─── Dataset content ───

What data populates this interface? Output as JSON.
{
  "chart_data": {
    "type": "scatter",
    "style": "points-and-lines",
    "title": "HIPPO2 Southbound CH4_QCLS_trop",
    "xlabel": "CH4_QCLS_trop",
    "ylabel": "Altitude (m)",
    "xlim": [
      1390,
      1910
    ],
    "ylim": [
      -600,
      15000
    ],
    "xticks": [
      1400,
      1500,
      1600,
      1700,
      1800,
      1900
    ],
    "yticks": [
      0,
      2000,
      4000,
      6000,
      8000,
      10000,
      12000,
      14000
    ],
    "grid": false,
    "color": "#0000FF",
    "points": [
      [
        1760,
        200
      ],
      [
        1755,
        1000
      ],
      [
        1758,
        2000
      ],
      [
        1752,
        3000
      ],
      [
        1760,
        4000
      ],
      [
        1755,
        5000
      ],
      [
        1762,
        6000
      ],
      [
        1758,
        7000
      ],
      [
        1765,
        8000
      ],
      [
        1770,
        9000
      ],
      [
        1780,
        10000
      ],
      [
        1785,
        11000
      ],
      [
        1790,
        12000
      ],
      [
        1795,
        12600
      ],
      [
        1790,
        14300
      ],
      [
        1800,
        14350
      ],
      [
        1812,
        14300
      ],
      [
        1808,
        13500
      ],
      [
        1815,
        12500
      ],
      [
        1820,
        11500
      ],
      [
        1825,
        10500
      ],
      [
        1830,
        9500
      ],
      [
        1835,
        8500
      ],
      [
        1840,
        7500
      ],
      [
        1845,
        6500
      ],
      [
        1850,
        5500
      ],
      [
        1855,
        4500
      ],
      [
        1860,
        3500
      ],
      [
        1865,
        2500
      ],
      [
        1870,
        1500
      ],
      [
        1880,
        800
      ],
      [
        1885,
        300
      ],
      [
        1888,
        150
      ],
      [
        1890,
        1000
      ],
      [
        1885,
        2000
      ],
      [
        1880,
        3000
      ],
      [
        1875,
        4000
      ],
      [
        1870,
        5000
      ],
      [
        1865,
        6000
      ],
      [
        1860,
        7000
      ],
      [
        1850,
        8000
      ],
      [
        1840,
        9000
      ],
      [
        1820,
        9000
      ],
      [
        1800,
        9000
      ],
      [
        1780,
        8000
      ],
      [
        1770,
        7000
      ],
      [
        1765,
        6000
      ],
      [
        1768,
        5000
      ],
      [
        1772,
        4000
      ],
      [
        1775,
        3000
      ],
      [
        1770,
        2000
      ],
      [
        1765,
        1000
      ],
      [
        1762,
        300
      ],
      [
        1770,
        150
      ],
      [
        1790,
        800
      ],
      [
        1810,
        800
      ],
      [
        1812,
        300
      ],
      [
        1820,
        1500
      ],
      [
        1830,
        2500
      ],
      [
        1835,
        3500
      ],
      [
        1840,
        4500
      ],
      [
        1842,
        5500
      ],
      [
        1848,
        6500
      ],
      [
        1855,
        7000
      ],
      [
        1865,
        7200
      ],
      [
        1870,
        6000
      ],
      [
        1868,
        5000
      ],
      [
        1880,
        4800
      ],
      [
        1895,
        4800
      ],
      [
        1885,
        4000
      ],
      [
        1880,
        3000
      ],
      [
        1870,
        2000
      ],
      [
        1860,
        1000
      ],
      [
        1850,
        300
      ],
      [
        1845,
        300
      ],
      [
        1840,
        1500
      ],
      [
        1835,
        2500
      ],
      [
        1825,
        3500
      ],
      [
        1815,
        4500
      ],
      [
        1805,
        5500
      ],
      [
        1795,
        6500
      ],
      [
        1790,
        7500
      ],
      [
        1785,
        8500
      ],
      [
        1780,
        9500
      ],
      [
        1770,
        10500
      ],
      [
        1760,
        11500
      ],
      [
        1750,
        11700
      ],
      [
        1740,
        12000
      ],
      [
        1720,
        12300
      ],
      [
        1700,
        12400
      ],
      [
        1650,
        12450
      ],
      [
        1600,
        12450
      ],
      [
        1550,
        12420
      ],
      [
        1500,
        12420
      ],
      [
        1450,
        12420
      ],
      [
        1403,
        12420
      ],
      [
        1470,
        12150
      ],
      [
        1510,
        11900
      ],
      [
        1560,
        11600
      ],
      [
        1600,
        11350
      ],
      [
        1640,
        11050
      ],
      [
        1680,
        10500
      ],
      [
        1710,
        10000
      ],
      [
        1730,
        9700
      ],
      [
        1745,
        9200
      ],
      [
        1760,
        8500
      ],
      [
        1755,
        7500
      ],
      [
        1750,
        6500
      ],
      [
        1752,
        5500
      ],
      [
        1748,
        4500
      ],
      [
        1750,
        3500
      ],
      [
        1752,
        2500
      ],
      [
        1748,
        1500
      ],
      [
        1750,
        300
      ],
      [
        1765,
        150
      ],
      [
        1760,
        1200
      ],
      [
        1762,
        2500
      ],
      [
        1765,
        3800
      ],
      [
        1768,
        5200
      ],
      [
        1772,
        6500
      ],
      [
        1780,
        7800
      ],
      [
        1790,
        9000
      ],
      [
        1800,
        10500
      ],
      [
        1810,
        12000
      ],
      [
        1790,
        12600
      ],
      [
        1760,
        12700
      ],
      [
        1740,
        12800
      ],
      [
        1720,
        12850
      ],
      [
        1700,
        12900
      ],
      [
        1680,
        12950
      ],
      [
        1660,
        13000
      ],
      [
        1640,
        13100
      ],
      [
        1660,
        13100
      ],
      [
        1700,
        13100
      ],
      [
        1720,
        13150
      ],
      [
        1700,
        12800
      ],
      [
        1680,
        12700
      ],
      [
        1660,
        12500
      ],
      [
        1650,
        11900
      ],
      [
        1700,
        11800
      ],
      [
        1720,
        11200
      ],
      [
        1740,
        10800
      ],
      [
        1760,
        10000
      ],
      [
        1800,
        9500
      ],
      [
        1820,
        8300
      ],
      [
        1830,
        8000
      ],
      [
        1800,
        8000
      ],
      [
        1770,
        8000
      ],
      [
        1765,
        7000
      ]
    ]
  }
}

───

Return all of the data word for word.

* **Solution for this problem**
What data populates this interface? Output as JSON.
{
  "chart_data": {
    "type": "scatter",
    "style": "points-and-lines",
    "title": "HIPPO2 Southbound CH4_QCLS_trop",
    "xlabel": "CH4_QCLS_trop",
    "ylabel": "Altitude (m)",
    "xlim": [
      1390,
      1910
    ],
    "ylim": [
      -600,
      15000
    ],
    "xticks": [
      1400,
      1500,
      1600,
      1700,
      1800,
      1900
    ],
    "yticks": [
      0,
      2000,
      4000,
      6000,
      8000,
      10000,
      12000,
      14000
    ],
    "grid": false,
    "color": "#0000FF",
    "points": [
      [
        1760,
        200
      ],
      [
        1755,
        1000
      ],
      [
        1758,
        2000
      ],
      [
        1752,
        3000
      ],
      [
        1760,
        4000
      ],
      [
        1755,
        5000
      ],
      [
        1762,
        6000
      ],
      [
        1758,
        7000
      ],
      [
        1765,
        8000
      ],
      [
        1770,
        9000
      ],
      [
        1780,
        10000
      ],
      [
        1785,
        11000
      ],
      [
        1790,
        12000
      ],
      [
        1795,
        12600
      ],
      [
        1790,
        14300
      ],
      [
        1800,
        14350
      ],
      [
        1812,
        14300
      ],
      [
        1808,
        13500
      ],
      [
        1815,
        12500
      ],
      [
        1820,
        11500
      ],
      [
        1825,
        10500
      ],
      [
        1830,
        9500
      ],
      [
        1835,
        8500
      ],
      [
        1840,
        7500
      ],
      [
        1845,
        6500
      ],
      [
        1850,
        5500
      ],
      [
        1855,
        4500
      ],
      [
        1860,
        3500
      ],
      [
        1865,
        2500
      ],
      [
        1870,
        1500
      ],
      [
        1880,
        800
      ],
      [
        1885,
        300
      ],
      [
        1888,
        150
      ],
      [
        1890,
        1000
      ],
      [
        1885,
        2000
      ],
      [
        1880,
        3000
      ],
      [
        1875,
        4000
      ],
      [
        1870,
        5000
      ],
      [
        1865,
        6000
      ],
      [
        1860,
        7000
      ],
      [
        1850,
        8000
      ],
      [
        1840,
        9000
      ],
      [
        1820,
        9000
      ],
      [
        1800,
        9000
      ],
      [
        1780,
        8000
      ],
      [
        1770,
        7000
      ],
      [
        1765,
        6000
      ],
      [
        1768,
        5000
      ],
      [
        1772,
        4000
      ],
      [
        1775,
        3000
      ],
      [
        1770,
        2000
      ],
      [
        1765,
        1000
      ],
      [
        1762,
        300
      ],
      [
        1770,
        150
      ],
      [
        1790,
        800
      ],
      [
        1810,
        800
      ],
      [
        1812,
        300
      ],
      [
        1820,
        1500
      ],
      [
        1830,
        2500
      ],
      [
        1835,
        3500
      ],
      [
        1840,
        4500
      ],
      [
        1842,
        5500
      ],
      [
        1848,
        6500
      ],
      [
        1855,
        7000
      ],
      [
        1865,
        7200
      ],
      [
        1870,
        6000
      ],
      [
        1868,
        5000
      ],
      [
        1880,
        4800
      ],
      [
        1895,
        4800
      ],
      [
        1885,
        4000
      ],
      [
        1880,
        3000
      ],
      [
        1870,
        2000
      ],
      [
        1860,
        1000
      ],
      [
        1850,
        300
      ],
      [
        1845,
        300
      ],
      [
        1840,
        1500
      ],
      [
        1835,
        2500
      ],
      [
        1825,
        3500
      ],
      [
        1815,
        4500
      ],
      [
        1805,
        5500
      ],
      [
        1795,
        6500
      ],
      [
        1790,
        7500
      ],
      [
        1785,
        8500
      ],
      [
        1780,
        9500
      ],
      [
        1770,
        10500
      ],
      [
        1760,
        11500
      ],
      [
        1750,
        11700
      ],
      [
        1740,
        12000
      ],
      [
        1720,
        12300
      ],
      [
        1700,
        12400
      ],
      [
        1650,
        12450
      ],
      [
        1600,
        12450
      ],
      [
        1550,
        12420
      ],
      [
        1500,
        12420
      ],
      [
        1450,
        12420
      ],
      [
        1403,
        12420
      ],
      [
        1470,
        12150
      ],
      [
        1510,
        11900
      ],
      [
        1560,
        11600
      ],
      [
        1600,
        11350
      ],
      [
        1640,
        11050
      ],
      [
        1680,
        10500
      ],
      [
        1710,
        10000
      ],
      [
        1730,
        9700
      ],
      [
        1745,
        9200
      ],
      [
        1760,
        8500
      ],
      [
        1755,
        7500
      ],
      [
        1750,
        6500
      ],
      [
        1752,
        5500
      ],
      [
        1748,
        4500
      ],
      [
        1750,
        3500
      ],
      [
        1752,
        2500
      ],
      [
        1748,
        1500
      ],
      [
        1750,
        300
      ],
      [
        1765,
        150
      ],
      [
        1760,
        1200
      ],
      [
        1762,
        2500
      ],
      [
        1765,
        3800
      ],
      [
        1768,
        5200
      ],
      [
        1772,
        6500
      ],
      [
        1780,
        7800
      ],
      [
        1790,
        9000
      ],
      [
        1800,
        10500
      ],
      [
        1810,
        12000
      ],
      [
        1790,
        12600
      ],
      [
        1760,
        12700
      ],
      [
        1740,
        12800
      ],
      [
        1720,
        12850
      ],
      [
        1700,
        12900
      ],
      [
        1680,
        12950
      ],
      [
        1660,
        13000
      ],
      [
        1640,
        13100
      ],
      [
        1660,
        13100
      ],
      [
        1700,
        13100
      ],
      [
        1720,
        13150
      ],
      [
        1700,
        12800
      ],
      [
        1680,
        12700
      ],
      [
        1660,
        12500
      ],
      [
        1650,
        11900
      ],
      [
        1700,
        11800
      ],
      [
        1720,
        11200
      ],
      [
        1740,
        10800
      ],
      [
        1760,
        10000
      ],
      [
        1800,
        9500
      ],
      [
        1820,
        8300
      ],
      [
        1830,
        8000
      ],
      [
        1800,
        8000
      ],
      [
        1770,
        8000
      ],
      [
        1765,
        7000
      ]
    ]
  }
}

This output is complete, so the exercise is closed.